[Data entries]
....
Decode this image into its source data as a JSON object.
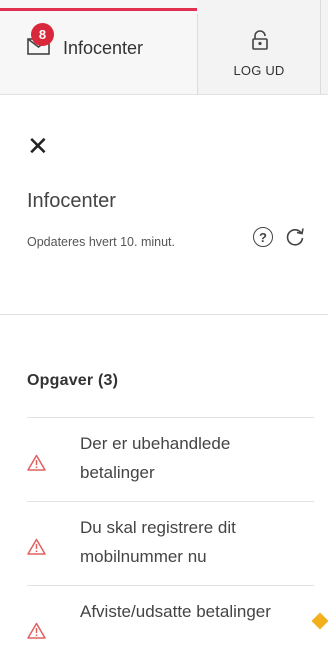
{
  "tabs": {
    "infocenter": {
      "label": "Infocenter",
      "badge_count": "8",
      "icon": "mail-icon"
    },
    "logout": {
      "label": "LOG UD",
      "icon": "lock-icon"
    }
  },
  "panel": {
    "close_icon": "close-icon",
    "title": "Infocenter",
    "subtitle": "Opdateres hvert 10. minut.",
    "help_label": "?",
    "refresh_icon": "refresh-icon"
  },
  "tasks": {
    "heading": "Opgaver (3)",
    "items": [
      {
        "text": "Der er ubehandlede betalinger",
        "icon": "warning-icon"
      },
      {
        "text": "Du skal registrere dit mobilnummer nu",
        "icon": "warning-icon"
      },
      {
        "text": "Afviste/udsatte betalinger",
        "icon": "warning-icon"
      }
    ]
  },
  "colors": {
    "accent": "#e0304d",
    "badge": "#d9273b",
    "warning": "#e06060",
    "marker": "#f2b01e"
  }
}
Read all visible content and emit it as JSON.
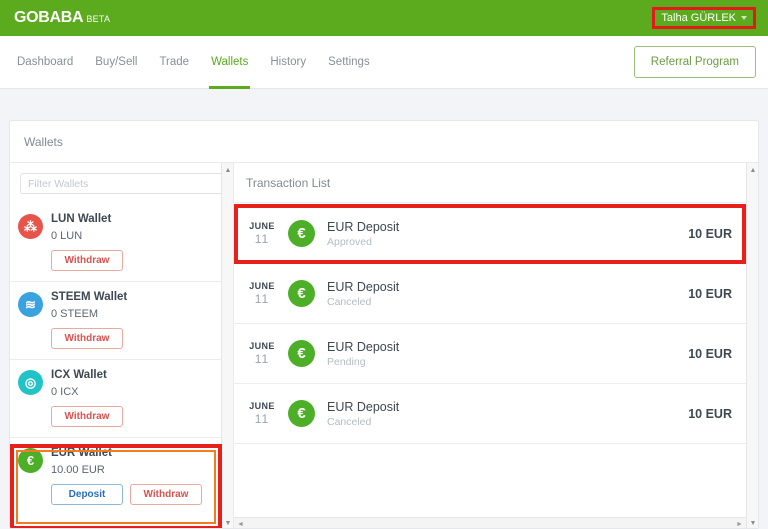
{
  "header": {
    "logo_main": "GOBABA",
    "logo_beta": "BETA",
    "user_name": "Talha GÜRLEK",
    "brand_green": "#5caa1e",
    "highlight_red": "#e8201b"
  },
  "nav": {
    "items": [
      {
        "label": "Dashboard",
        "active": false
      },
      {
        "label": "Buy/Sell",
        "active": false
      },
      {
        "label": "Trade",
        "active": false
      },
      {
        "label": "Wallets",
        "active": true
      },
      {
        "label": "History",
        "active": false
      },
      {
        "label": "Settings",
        "active": false
      }
    ],
    "referral_label": "Referral Program"
  },
  "card": {
    "title": "Wallets"
  },
  "wallets_panel": {
    "filter_placeholder": "Filter Wallets",
    "filter_value": "",
    "items": [
      {
        "name": "LUN Wallet",
        "balance": "0 LUN",
        "icon_color": "#e8534a",
        "icon_glyph": "⁂",
        "actions": [
          "Withdraw"
        ],
        "selected": false
      },
      {
        "name": "STEEM Wallet",
        "balance": "0 STEEM",
        "icon_color": "#3ba2e0",
        "icon_glyph": "≋",
        "actions": [
          "Withdraw"
        ],
        "selected": false
      },
      {
        "name": "ICX Wallet",
        "balance": "0 ICX",
        "icon_color": "#22c3c7",
        "icon_glyph": "◎",
        "actions": [
          "Withdraw"
        ],
        "selected": false
      },
      {
        "name": "EUR Wallet",
        "balance": "10.00 EUR",
        "icon_color": "#4caf27",
        "icon_glyph": "€",
        "actions": [
          "Deposit",
          "Withdraw"
        ],
        "selected": true
      }
    ]
  },
  "transactions_panel": {
    "title": "Transaction List",
    "rows": [
      {
        "month": "JUNE",
        "day": "11",
        "title": "EUR Deposit",
        "status": "Approved",
        "amount": "10 EUR",
        "icon_glyph": "€",
        "highlighted": true
      },
      {
        "month": "JUNE",
        "day": "11",
        "title": "EUR Deposit",
        "status": "Canceled",
        "amount": "10 EUR",
        "icon_glyph": "€",
        "highlighted": false
      },
      {
        "month": "JUNE",
        "day": "11",
        "title": "EUR Deposit",
        "status": "Pending",
        "amount": "10 EUR",
        "icon_glyph": "€",
        "highlighted": false
      },
      {
        "month": "JUNE",
        "day": "11",
        "title": "EUR Deposit",
        "status": "Canceled",
        "amount": "10 EUR",
        "icon_glyph": "€",
        "highlighted": false
      }
    ]
  },
  "scrollbars": {
    "arrow_up": "▲",
    "arrow_down": "▼",
    "arrow_left": "◄",
    "arrow_right": "►"
  }
}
....
■ Given exercise ■
Report how many lines contain "betalinger". Give nothing but the number.

■ Written solution ■
2